Written instruction 1:
Answer these questions using the news release on the tidal disruption event:
(a) Roughly how often does a star wander too close to the black hole at a galaxy's center?
(b) Which instrument on Swift gave the transient position marked by the blue circle?
(c) In which galaxy's nucleus was the X-ray flare detected?
Written instruction 2: Resume the news release on the tidal disruption event, carrying it on after its last sentence.

PanSTARRS image of the nearby galaxy UGC 9379, host of the recent supernova SN 2020bvc that was observed by NASA's Swift satellite. Those data serendipitously identified an X-ray flare associated with a tidal disruption event in the more distant galaxy SDSS J143359.16+400636.0. The inset shows the optical position of the galaxy from Gaia (green circle), the position of the transient identified by the X-Ray Telescope (XRT) on Swift (blue circle), a refined X-ray position from Chandra follow-up observations (magenta), and the associated optical transient identified by ZTF (orange).
News Release • March 12, 2021
Black holes millions of times the mass of our Sun sit in the center of every large galaxy. Occasionally, roughly once every 50,000 years, a star will wander too close to the black hole. Gravitational forces will stretch the star, similar but much more extreme than how the Moon produces tides on Earth. If the star comes too close and the black hole is the correct mass, neither too large nor too small, the tidal forces will tear apart the star, leaving the remaining gas and dust to stream onto the black hole in a luminous “tidal disruption event”. Such events were first predicted in the 1970s, but not actually observed for another two decades. These events can outshine an entire host galaxy, especially in X-rays, and remain luminous for weeks to months. However, tidal disruption events are rare and usually short-lived, so astronomers have to constantly scan the sky with telescopes to try to find them. The main players in this game of late have been optical survey telescopes such as the Zwicky Transient Facility (ZTF) and the All-Sky Automated Survey for SuperNovae (ASAS-SN).
In a paper recently published in the Astrophysical Journal, Murray Brightman and collaborators report the discovery of a new transient event, first detected serendipitously by NASA’s Neil Gehrels Swift Observatory while studying a young supernova in the nearby galaxy UGC 9379. This X-ray flare was detected in the nucleus of the more distant and relatively anonymous galaxy SDSS J143359.16+400636.0. The X-ray flare spurred a comprehensive campaign to study this source using NASA’s NuSTAR and Chandra X-ray telescopes as well as observations using ZTF and the Keck Observatory to determine and study the nature of this source.

[Stored records]
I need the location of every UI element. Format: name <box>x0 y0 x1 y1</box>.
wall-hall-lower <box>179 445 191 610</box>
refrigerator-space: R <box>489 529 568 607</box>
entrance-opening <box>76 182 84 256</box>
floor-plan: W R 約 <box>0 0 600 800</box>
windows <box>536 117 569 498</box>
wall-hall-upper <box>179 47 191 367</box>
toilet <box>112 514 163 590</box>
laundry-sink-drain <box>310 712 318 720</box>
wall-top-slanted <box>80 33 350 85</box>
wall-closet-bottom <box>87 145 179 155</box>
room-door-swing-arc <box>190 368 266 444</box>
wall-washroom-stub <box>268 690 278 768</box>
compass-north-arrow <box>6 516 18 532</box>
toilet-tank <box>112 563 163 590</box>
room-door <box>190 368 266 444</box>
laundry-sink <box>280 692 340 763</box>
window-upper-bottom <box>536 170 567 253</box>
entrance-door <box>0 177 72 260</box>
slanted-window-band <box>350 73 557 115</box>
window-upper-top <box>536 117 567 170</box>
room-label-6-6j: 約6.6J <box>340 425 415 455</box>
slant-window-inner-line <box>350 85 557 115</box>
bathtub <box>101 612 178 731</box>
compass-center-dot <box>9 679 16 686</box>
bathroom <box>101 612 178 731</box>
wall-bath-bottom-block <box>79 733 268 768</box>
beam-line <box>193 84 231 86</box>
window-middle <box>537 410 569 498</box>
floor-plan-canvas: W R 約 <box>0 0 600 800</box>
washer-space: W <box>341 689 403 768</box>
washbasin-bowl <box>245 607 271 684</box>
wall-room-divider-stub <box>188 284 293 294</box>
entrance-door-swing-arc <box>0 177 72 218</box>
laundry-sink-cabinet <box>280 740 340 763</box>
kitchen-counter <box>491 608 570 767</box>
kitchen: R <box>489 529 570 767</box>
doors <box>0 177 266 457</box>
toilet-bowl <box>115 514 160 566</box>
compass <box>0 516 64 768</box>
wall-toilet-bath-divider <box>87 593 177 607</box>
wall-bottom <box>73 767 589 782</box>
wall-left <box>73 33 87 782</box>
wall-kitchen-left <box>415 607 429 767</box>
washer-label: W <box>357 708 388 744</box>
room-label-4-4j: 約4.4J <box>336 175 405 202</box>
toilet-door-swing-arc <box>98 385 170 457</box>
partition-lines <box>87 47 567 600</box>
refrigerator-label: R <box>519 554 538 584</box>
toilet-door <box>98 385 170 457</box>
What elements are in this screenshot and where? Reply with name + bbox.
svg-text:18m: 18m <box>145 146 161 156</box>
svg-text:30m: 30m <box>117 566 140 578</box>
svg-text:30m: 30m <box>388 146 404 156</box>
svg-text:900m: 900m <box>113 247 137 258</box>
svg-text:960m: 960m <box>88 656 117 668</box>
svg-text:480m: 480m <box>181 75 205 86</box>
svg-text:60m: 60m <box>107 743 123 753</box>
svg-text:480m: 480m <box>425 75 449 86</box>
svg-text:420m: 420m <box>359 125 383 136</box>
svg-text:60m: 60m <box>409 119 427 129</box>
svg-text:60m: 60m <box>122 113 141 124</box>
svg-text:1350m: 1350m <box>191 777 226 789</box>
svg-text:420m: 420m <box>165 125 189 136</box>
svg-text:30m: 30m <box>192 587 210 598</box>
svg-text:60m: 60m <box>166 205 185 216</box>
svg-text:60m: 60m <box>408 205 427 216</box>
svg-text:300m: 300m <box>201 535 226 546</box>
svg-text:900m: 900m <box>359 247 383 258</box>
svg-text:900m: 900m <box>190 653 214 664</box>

Final result 1:
(a) Roughly once every 50,000 years.
(b) The X-Ray Telescope (XRT).
(c) SDSS J143359.16+400636.0.

Final result 2:
One key question was whether the transient resulted from a flare from an regularly accreting supermassive black hole at the center of the galaxy, or whether it was actually a tidal disruption event. Using the combined power of NuSTAR at high energy X-rays with Chandra at lower energy X-rays, supplemented with the observations in the ultraviolet and optical, Brightman and collaborators were able to show that the source didn’t look like normal feeding of black hole, but was instead more likely the black hole binging on star, i.e., a tidal disruption event.
This is one of only a handful of tidal disruption events that have been found to date at X-ray energies. In particular, though a flare was detected from this event by wide-field optical surveys, those surveys failed to recognize that the brightening was due to the tidal disruption of a star by a supermassive black hole because of the multitude of other optical flaring phenomena such as supernovae and AGN variability. X-ray and ultraviolet surveys are predicted to be much more powerful for identifying tidal disruption events, with much less contamination. Astronomers are excited to see this promise demonstrated with recent and future space missions, and are eager to see if our understanding of tidal disruption events has been biased by our reliance to date on optical surveys to find them.
More details can be found in the paper "A luminous X-ray transient in SDSS J143359.16+400636.0: a likely tidal disruption event", by Brightman et al. (2021, ApJ).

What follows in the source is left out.